- The problem: Below is a block of records. Copy every line in it that contains the word "μmol".

- Data rows:
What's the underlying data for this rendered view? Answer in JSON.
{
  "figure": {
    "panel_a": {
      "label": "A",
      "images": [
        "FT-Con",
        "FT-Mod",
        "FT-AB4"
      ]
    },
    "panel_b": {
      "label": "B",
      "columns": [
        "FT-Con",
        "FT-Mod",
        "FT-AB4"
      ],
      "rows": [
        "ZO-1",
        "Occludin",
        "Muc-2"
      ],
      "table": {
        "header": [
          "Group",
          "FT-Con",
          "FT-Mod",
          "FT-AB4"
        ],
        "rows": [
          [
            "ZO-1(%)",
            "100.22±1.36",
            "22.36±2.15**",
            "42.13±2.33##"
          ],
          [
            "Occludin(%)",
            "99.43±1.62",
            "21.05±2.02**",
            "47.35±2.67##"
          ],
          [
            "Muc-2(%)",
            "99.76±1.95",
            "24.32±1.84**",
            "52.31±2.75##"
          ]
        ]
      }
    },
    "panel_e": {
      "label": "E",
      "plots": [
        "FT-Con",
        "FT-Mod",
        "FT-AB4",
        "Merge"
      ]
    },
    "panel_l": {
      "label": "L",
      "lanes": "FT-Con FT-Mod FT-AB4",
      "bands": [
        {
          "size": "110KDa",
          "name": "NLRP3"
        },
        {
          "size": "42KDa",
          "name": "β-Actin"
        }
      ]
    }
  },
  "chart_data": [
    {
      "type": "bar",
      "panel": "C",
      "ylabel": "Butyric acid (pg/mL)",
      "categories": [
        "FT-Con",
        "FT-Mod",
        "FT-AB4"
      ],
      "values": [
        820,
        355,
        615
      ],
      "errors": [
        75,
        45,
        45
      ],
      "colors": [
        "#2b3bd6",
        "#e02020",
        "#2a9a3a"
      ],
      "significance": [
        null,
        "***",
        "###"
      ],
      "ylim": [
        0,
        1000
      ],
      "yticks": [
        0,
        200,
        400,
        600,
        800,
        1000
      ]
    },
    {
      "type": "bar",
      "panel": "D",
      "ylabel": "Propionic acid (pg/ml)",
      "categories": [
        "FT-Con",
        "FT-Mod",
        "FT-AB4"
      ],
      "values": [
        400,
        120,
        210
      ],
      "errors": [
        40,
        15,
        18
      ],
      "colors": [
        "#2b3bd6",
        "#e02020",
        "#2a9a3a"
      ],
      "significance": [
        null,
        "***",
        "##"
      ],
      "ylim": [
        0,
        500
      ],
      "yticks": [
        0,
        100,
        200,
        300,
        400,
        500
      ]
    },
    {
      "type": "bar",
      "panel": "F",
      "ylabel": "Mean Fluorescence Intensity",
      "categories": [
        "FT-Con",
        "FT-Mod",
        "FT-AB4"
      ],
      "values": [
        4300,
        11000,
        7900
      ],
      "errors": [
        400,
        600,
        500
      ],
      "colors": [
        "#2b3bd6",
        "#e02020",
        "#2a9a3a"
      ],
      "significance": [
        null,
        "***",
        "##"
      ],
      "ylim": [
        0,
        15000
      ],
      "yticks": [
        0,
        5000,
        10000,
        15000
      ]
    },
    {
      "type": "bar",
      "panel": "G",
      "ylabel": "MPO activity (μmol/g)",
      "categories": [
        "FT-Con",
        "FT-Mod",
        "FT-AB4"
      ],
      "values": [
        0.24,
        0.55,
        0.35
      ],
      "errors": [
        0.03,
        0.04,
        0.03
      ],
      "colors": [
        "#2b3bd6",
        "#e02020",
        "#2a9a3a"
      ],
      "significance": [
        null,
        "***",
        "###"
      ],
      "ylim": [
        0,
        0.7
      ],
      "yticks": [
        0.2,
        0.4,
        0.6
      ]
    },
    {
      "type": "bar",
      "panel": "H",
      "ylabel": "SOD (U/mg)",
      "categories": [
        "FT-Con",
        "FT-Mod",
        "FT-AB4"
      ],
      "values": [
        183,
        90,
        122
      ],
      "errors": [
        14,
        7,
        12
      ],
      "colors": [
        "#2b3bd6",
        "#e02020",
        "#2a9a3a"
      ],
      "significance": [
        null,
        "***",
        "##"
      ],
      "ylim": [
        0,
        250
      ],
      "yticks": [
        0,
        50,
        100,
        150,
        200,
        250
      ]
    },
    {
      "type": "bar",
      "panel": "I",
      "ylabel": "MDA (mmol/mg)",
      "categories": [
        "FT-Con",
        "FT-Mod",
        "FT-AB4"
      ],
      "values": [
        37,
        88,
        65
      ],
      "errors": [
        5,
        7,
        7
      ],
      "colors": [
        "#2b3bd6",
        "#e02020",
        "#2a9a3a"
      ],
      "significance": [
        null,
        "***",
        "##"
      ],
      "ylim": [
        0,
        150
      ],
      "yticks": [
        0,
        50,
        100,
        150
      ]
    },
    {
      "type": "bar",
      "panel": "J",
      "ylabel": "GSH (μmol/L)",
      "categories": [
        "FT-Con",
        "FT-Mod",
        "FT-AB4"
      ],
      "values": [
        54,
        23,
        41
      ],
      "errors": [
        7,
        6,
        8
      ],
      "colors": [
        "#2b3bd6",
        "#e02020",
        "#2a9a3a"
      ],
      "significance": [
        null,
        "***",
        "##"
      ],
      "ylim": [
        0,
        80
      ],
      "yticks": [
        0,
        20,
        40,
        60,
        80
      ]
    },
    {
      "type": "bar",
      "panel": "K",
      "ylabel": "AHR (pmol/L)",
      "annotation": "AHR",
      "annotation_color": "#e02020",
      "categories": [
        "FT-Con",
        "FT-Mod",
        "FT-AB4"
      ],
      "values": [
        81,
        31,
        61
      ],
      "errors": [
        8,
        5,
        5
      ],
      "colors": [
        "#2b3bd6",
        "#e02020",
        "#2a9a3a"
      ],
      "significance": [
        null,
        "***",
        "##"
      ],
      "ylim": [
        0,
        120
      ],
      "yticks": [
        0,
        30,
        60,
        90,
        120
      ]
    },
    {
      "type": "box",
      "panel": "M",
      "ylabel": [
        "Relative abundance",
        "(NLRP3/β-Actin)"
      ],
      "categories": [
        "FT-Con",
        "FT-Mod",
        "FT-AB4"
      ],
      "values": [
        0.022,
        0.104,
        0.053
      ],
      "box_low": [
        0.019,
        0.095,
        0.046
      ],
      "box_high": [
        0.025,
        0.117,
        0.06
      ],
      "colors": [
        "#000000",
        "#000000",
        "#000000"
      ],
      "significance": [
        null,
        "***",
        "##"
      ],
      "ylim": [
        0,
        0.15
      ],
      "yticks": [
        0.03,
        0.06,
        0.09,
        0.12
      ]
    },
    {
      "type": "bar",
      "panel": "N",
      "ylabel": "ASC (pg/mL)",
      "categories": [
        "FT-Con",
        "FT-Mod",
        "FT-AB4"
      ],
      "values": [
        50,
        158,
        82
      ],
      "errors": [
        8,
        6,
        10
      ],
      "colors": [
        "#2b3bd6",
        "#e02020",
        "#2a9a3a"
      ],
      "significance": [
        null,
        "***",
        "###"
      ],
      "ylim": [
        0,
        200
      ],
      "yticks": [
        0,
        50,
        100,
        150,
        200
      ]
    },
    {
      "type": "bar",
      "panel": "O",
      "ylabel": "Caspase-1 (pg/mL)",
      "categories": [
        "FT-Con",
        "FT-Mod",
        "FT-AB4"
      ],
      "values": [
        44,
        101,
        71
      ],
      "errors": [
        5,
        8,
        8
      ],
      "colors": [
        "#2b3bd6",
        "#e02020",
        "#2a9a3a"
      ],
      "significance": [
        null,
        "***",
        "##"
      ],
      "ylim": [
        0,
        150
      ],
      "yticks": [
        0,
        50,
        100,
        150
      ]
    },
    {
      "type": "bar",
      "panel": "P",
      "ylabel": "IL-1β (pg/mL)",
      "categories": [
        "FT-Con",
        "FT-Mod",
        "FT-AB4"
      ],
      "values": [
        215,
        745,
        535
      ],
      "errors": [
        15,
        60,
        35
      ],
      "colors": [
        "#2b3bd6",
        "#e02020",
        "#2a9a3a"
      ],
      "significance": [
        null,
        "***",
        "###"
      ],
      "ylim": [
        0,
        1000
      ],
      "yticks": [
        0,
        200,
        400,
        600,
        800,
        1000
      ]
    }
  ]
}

- Written response:
      "ylabel": "MPO activity (μmol/g)",
      "ylabel": "GSH (μmol/L)",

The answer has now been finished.